Description of the task:
Copy the rows below line for line, without changing any character, and leave out the pictures.
§ §
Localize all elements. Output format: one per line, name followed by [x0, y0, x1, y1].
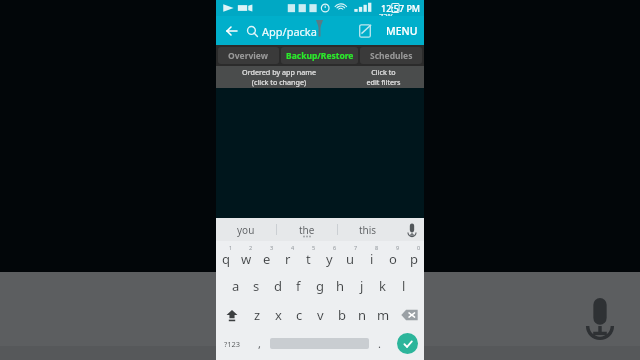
- staticText: 12:57 PM: [381, 2, 421, 14]
- staticText: e: [263, 250, 271, 268]
- staticText: j: [360, 277, 364, 295]
- button[interactable]: m: [373, 300, 394, 329]
- staticText: b: [338, 306, 346, 324]
- button[interactable]: Backup/Restore: [281, 47, 358, 64]
- staticText: v: [317, 306, 324, 324]
- button[interactable]: 8: [361, 241, 382, 271]
- staticText: t: [306, 250, 311, 268]
- button[interactable]: Edit filters: [354, 20, 376, 42]
- button[interactable]: Click to edit filters: [342, 66, 424, 88]
- button[interactable]: k: [372, 271, 393, 300]
- button[interactable]: a: [225, 271, 246, 300]
- button[interactable]: .: [369, 329, 390, 358]
- staticText: a: [232, 277, 240, 295]
- staticText: g: [316, 277, 324, 295]
- staticText: Backup/Restore: [286, 50, 354, 62]
- button[interactable]: 2: [236, 241, 256, 271]
- button[interactable]: c: [289, 300, 310, 329]
- staticText: 7: [354, 244, 358, 251]
- button[interactable]: Schedules: [360, 47, 422, 64]
- button[interactable]: Ordered by app name (click to change): [216, 66, 342, 88]
- staticText: x: [275, 306, 282, 324]
- staticText: f: [296, 277, 301, 295]
- staticText: this: [359, 223, 377, 237]
- staticText: 1: [229, 244, 233, 251]
- button[interactable]: 3: [256, 241, 277, 271]
- button[interactable]: Overview: [218, 47, 279, 64]
- button[interactable]: Voice input: [400, 218, 424, 241]
- button[interactable]: the: [277, 218, 337, 241]
- staticText: .: [378, 336, 381, 351]
- button[interactable]: 0: [403, 241, 424, 271]
- staticText: ,: [258, 336, 261, 351]
- button[interactable]: 6: [319, 241, 340, 271]
- staticText: h: [336, 277, 345, 295]
- staticText: Schedules: [370, 50, 413, 62]
- button[interactable]: h: [330, 271, 351, 300]
- button[interactable]: Backspace: [394, 300, 424, 329]
- button[interactable]: x: [268, 300, 289, 329]
- staticText: o: [389, 250, 397, 268]
- button[interactable]: 5: [298, 241, 319, 271]
- button[interactable]: l: [393, 271, 414, 300]
- button[interactable]: d: [267, 271, 288, 300]
- button[interactable]: n: [352, 300, 373, 329]
- staticText: 0: [417, 244, 421, 251]
- staticText: q: [222, 250, 230, 268]
- staticText: MENU: [386, 24, 418, 38]
- staticText: n: [358, 306, 367, 324]
- staticText: the: [299, 223, 315, 237]
- button[interactable]: f: [288, 271, 309, 300]
- button[interactable]: b: [331, 300, 352, 329]
- staticText: m: [377, 306, 390, 324]
- staticText: you: [237, 223, 255, 237]
- button[interactable]: 9: [382, 241, 403, 271]
- staticText: 2: [249, 244, 253, 251]
- button[interactable]: s: [246, 271, 267, 300]
- staticText: r: [285, 250, 291, 268]
- button[interactable]: 1: [216, 241, 236, 271]
- staticText: Ordered by app name (click to change): [242, 67, 316, 87]
- button[interactable]: ,: [249, 329, 270, 358]
- button[interactable]: 4: [277, 241, 298, 271]
- button[interactable]: z: [247, 300, 268, 329]
- staticText: Click to edit filters: [366, 67, 401, 87]
- button[interactable]: you: [216, 218, 276, 241]
- button[interactable]: App/packa: [246, 18, 356, 44]
- staticText: 4: [291, 244, 295, 251]
- staticText: i: [370, 250, 374, 268]
- button[interactable]: this: [338, 218, 398, 241]
- staticText: 6: [333, 244, 337, 251]
- button[interactable]: MENU: [380, 16, 424, 45]
- staticText: w: [241, 250, 252, 268]
- staticText: k: [379, 277, 386, 295]
- staticText: 73%: [379, 11, 394, 21]
- staticText: l: [402, 277, 406, 295]
- staticText: ?123: [224, 339, 241, 349]
- button[interactable]: Enter: [397, 333, 418, 354]
- button[interactable]: 7: [340, 241, 361, 271]
- button[interactable]: g: [309, 271, 330, 300]
- staticText: d: [274, 277, 282, 295]
- staticText: Overview: [228, 50, 269, 62]
- button[interactable]: Shift: [216, 300, 247, 329]
- staticText: c: [296, 306, 303, 324]
- button[interactable]: ?123: [216, 329, 249, 358]
- staticText: s: [253, 277, 260, 295]
- staticText: p: [410, 250, 418, 268]
- staticText: u: [346, 250, 355, 268]
- staticText: 3: [270, 244, 274, 251]
- staticText: z: [254, 306, 261, 324]
- button[interactable]: v: [310, 300, 331, 329]
- staticText: App/packa: [262, 24, 317, 39]
- button[interactable]: Back: [219, 18, 245, 44]
- staticText: 5: [312, 244, 316, 251]
- staticText: 9: [396, 244, 400, 251]
- staticText: y: [326, 250, 333, 268]
- staticText: 8: [375, 244, 379, 251]
- button[interactable]: j: [351, 271, 372, 300]
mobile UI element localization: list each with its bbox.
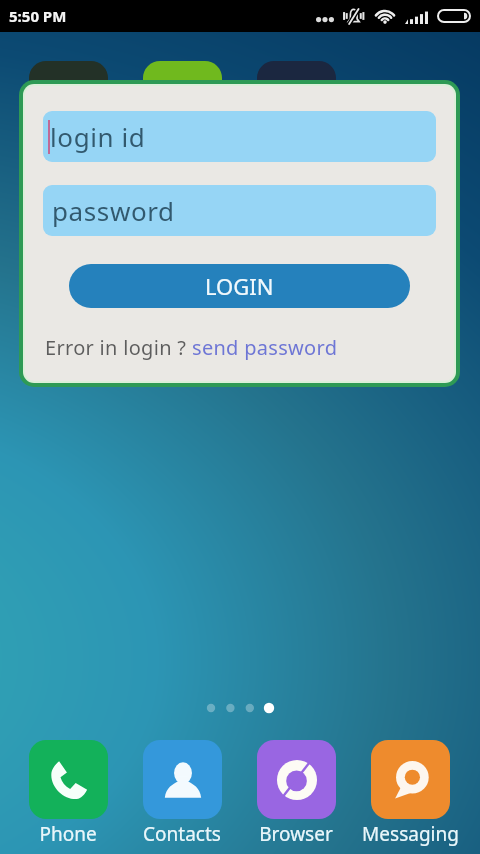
staticText: password (52, 193, 175, 228)
staticText: Error in login ? (45, 334, 192, 361)
button[interactable]: password (43, 185, 436, 236)
button[interactable]: App (257, 61, 336, 140)
staticText: Messaging (362, 821, 459, 847)
staticText: login id (50, 119, 146, 154)
staticText: Contacts (143, 821, 221, 847)
other: More (316, 10, 334, 26)
staticText: Browser (259, 821, 333, 847)
staticText: LOGIN (205, 271, 274, 301)
button[interactable]: Browser (257, 740, 336, 819)
other: Battery (437, 9, 471, 23)
button[interactable]: Contacts (143, 740, 222, 819)
button[interactable]: App (143, 61, 222, 140)
button[interactable]: send password (192, 334, 338, 361)
other: Signal (405, 9, 428, 24)
button[interactable]: App (29, 61, 108, 140)
staticText: 5:50 PM (9, 6, 67, 26)
button[interactable]: Messaging (371, 740, 450, 819)
button[interactable]: login id (43, 111, 436, 162)
button[interactable]: Phone (29, 740, 108, 819)
staticText: Phone (39, 821, 97, 847)
other: Silent mode (342, 8, 365, 25)
button[interactable]: LOGIN (69, 264, 410, 308)
other: Wi-Fi (373, 7, 397, 25)
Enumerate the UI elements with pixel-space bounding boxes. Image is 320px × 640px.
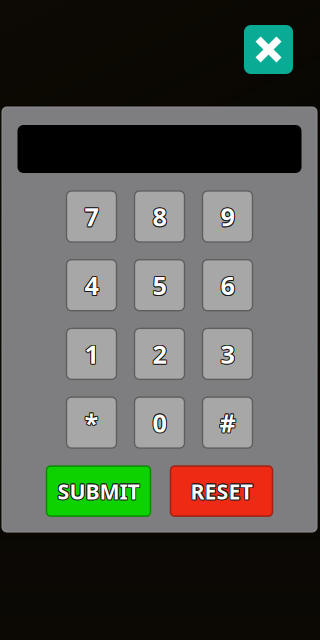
staticText: 5 [152, 268, 166, 302]
staticText: 9 [220, 200, 234, 233]
staticText: 3 [220, 337, 234, 371]
staticText: SUBMIT [58, 477, 140, 505]
staticText: * [84, 406, 98, 439]
button[interactable]: * [66, 397, 116, 448]
staticText: 1 [84, 337, 98, 371]
button[interactable]: 2 [134, 328, 184, 379]
button[interactable]: 3 [202, 328, 252, 379]
button[interactable]: SUBMIT [46, 466, 150, 516]
button[interactable]: 5 [134, 260, 184, 311]
button[interactable]: # [202, 397, 252, 448]
staticText: 8 [152, 200, 166, 233]
staticText: 4 [84, 268, 98, 302]
button[interactable]: Close [244, 25, 293, 74]
staticText: RESET [190, 477, 252, 505]
button[interactable]: 4 [66, 260, 116, 311]
button[interactable]: 7 [66, 191, 116, 242]
staticText: # [220, 406, 236, 439]
staticText: 7 [84, 200, 98, 233]
staticText: 2 [152, 337, 166, 371]
staticText: 6 [220, 268, 234, 302]
button[interactable]: 0 [134, 397, 184, 448]
staticText: 0 [152, 406, 166, 439]
button[interactable]: RESET [170, 466, 272, 516]
button[interactable]: 8 [134, 191, 184, 242]
button[interactable]: 9 [202, 191, 252, 242]
button[interactable]: 6 [202, 260, 252, 311]
button[interactable]: 1 [66, 328, 116, 379]
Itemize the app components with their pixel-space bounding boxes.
§ §
Answer in full:
Localize all elements. Output format: one per line, name followed by [x0, y0, x1, y1].
- staticText: 12:57 PM: [381, 2, 421, 14]
- staticText: e: [263, 250, 271, 268]
- staticText: j: [360, 277, 364, 295]
- button[interactable]: m: [373, 300, 394, 329]
- staticText: b: [338, 306, 346, 324]
- button[interactable]: Backup/Restore: [281, 47, 358, 64]
- staticText: v: [317, 306, 324, 324]
- button[interactable]: 8: [361, 241, 382, 271]
- staticText: t: [306, 250, 311, 268]
- button[interactable]: Edit filters: [354, 20, 376, 42]
- button[interactable]: Click to edit filters: [342, 66, 424, 88]
- button[interactable]: k: [372, 271, 393, 300]
- button[interactable]: a: [225, 271, 246, 300]
- button[interactable]: .: [369, 329, 390, 358]
- staticText: a: [232, 277, 240, 295]
- staticText: g: [316, 277, 324, 295]
- staticText: Backup/Restore: [286, 50, 354, 62]
- button[interactable]: 2: [236, 241, 256, 271]
- button[interactable]: c: [289, 300, 310, 329]
- staticText: 7: [354, 244, 358, 251]
- button[interactable]: Schedules: [360, 47, 422, 64]
- button[interactable]: Ordered by app name (click to change): [216, 66, 342, 88]
- staticText: x: [275, 306, 282, 324]
- staticText: f: [296, 277, 301, 295]
- staticText: this: [359, 223, 377, 237]
- staticText: 1: [229, 244, 233, 251]
- button[interactable]: 3: [256, 241, 277, 271]
- button[interactable]: Overview: [218, 47, 279, 64]
- button[interactable]: Voice input: [400, 218, 424, 241]
- button[interactable]: the: [277, 218, 337, 241]
- staticText: .: [378, 336, 381, 351]
- button[interactable]: 0: [403, 241, 424, 271]
- staticText: ,: [258, 336, 261, 351]
- button[interactable]: 6: [319, 241, 340, 271]
- staticText: h: [336, 277, 345, 295]
- staticText: Schedules: [370, 50, 413, 62]
- button[interactable]: h: [330, 271, 351, 300]
- button[interactable]: Backspace: [394, 300, 424, 329]
- button[interactable]: x: [268, 300, 289, 329]
- staticText: o: [389, 250, 397, 268]
- button[interactable]: 5: [298, 241, 319, 271]
- button[interactable]: l: [393, 271, 414, 300]
- button[interactable]: d: [267, 271, 288, 300]
- button[interactable]: n: [352, 300, 373, 329]
- staticText: 0: [417, 244, 421, 251]
- staticText: q: [222, 250, 230, 268]
- staticText: MENU: [386, 24, 418, 38]
- staticText: n: [358, 306, 367, 324]
- staticText: the: [299, 223, 315, 237]
- button[interactable]: f: [288, 271, 309, 300]
- button[interactable]: b: [331, 300, 352, 329]
- staticText: m: [377, 306, 390, 324]
- staticText: you: [237, 223, 255, 237]
- button[interactable]: 9: [382, 241, 403, 271]
- staticText: 2: [249, 244, 253, 251]
- button[interactable]: s: [246, 271, 267, 300]
- staticText: r: [285, 250, 291, 268]
- button[interactable]: 1: [216, 241, 236, 271]
- staticText: Ordered by app name (click to change): [242, 67, 316, 87]
- button[interactable]: ,: [249, 329, 270, 358]
- button[interactable]: 4: [277, 241, 298, 271]
- button[interactable]: z: [247, 300, 268, 329]
- staticText: Click to edit filters: [366, 67, 401, 87]
- button[interactable]: you: [216, 218, 276, 241]
- button[interactable]: App/packa: [246, 18, 356, 44]
- staticText: 4: [291, 244, 295, 251]
- staticText: i: [370, 250, 374, 268]
- button[interactable]: this: [338, 218, 398, 241]
- staticText: 6: [333, 244, 337, 251]
- button[interactable]: MENU: [380, 16, 424, 45]
- staticText: w: [241, 250, 252, 268]
- staticText: k: [379, 277, 386, 295]
- staticText: 73%: [379, 11, 394, 21]
- staticText: l: [402, 277, 406, 295]
- staticText: ?123: [224, 339, 241, 349]
- button[interactable]: Enter: [397, 333, 418, 354]
- button[interactable]: 7: [340, 241, 361, 271]
- button[interactable]: g: [309, 271, 330, 300]
- staticText: d: [274, 277, 282, 295]
- staticText: Overview: [228, 50, 269, 62]
- button[interactable]: Shift: [216, 300, 247, 329]
- staticText: c: [296, 306, 303, 324]
- button[interactable]: ?123: [216, 329, 249, 358]
- staticText: s: [253, 277, 260, 295]
- staticText: p: [410, 250, 418, 268]
- staticText: u: [346, 250, 355, 268]
- staticText: 3: [270, 244, 274, 251]
- staticText: z: [254, 306, 261, 324]
- button[interactable]: v: [310, 300, 331, 329]
- staticText: App/packa: [262, 24, 317, 39]
- button[interactable]: Back: [219, 18, 245, 44]
- staticText: 5: [312, 244, 316, 251]
- staticText: 9: [396, 244, 400, 251]
- staticText: y: [326, 250, 333, 268]
- staticText: 8: [375, 244, 379, 251]
- button[interactable]: j: [351, 271, 372, 300]
mobile UI element localization: list each with its bbox.
staticText: password (52, 193, 175, 228)
staticText: Error in login ? (45, 334, 192, 361)
button[interactable]: password (43, 185, 436, 236)
button[interactable]: App (257, 61, 336, 140)
staticText: Messaging (362, 821, 459, 847)
staticText: login id (50, 119, 146, 154)
staticText: Contacts (143, 821, 221, 847)
other: More (316, 10, 334, 26)
staticText: Browser (259, 821, 333, 847)
staticText: LOGIN (205, 271, 274, 301)
button[interactable]: Browser (257, 740, 336, 819)
other: Battery (437, 9, 471, 23)
button[interactable]: Contacts (143, 740, 222, 819)
button[interactable]: App (143, 61, 222, 140)
button[interactable]: send password (192, 334, 338, 361)
other: Signal (405, 9, 428, 24)
button[interactable]: App (29, 61, 108, 140)
staticText: 5:50 PM (9, 6, 67, 26)
button[interactable]: Messaging (371, 740, 450, 819)
button[interactable]: login id (43, 111, 436, 162)
button[interactable]: Phone (29, 740, 108, 819)
staticText: Phone (39, 821, 97, 847)
other: Silent mode (342, 8, 365, 25)
button[interactable]: LOGIN (69, 264, 410, 308)
other: Wi-Fi (373, 7, 397, 25)
Enumerate the UI elements with pixel-space bounding boxes. Image is 320px × 640px.
staticText: 5 [152, 268, 166, 302]
staticText: 9 [220, 200, 234, 233]
staticText: 3 [220, 337, 234, 371]
staticText: SUBMIT [58, 477, 140, 505]
staticText: * [84, 406, 98, 439]
button[interactable]: * [66, 397, 116, 448]
staticText: 1 [84, 337, 98, 371]
button[interactable]: 2 [134, 328, 184, 379]
button[interactable]: 3 [202, 328, 252, 379]
button[interactable]: SUBMIT [46, 466, 150, 516]
button[interactable]: 5 [134, 260, 184, 311]
button[interactable]: # [202, 397, 252, 448]
staticText: 8 [152, 200, 166, 233]
staticText: 4 [84, 268, 98, 302]
button[interactable]: Close [244, 25, 293, 74]
staticText: RESET [190, 477, 252, 505]
button[interactable]: 4 [66, 260, 116, 311]
button[interactable]: 7 [66, 191, 116, 242]
staticText: # [220, 406, 236, 439]
staticText: 7 [84, 200, 98, 233]
staticText: 2 [152, 337, 166, 371]
staticText: 6 [220, 268, 234, 302]
button[interactable]: 0 [134, 397, 184, 448]
staticText: 0 [152, 406, 166, 439]
button[interactable]: RESET [170, 466, 272, 516]
button[interactable]: 8 [134, 191, 184, 242]
button[interactable]: 9 [202, 191, 252, 242]
button[interactable]: 6 [202, 260, 252, 311]
button[interactable]: 1 [66, 328, 116, 379]
Itemize the app components with their pixel-space bounding boxes.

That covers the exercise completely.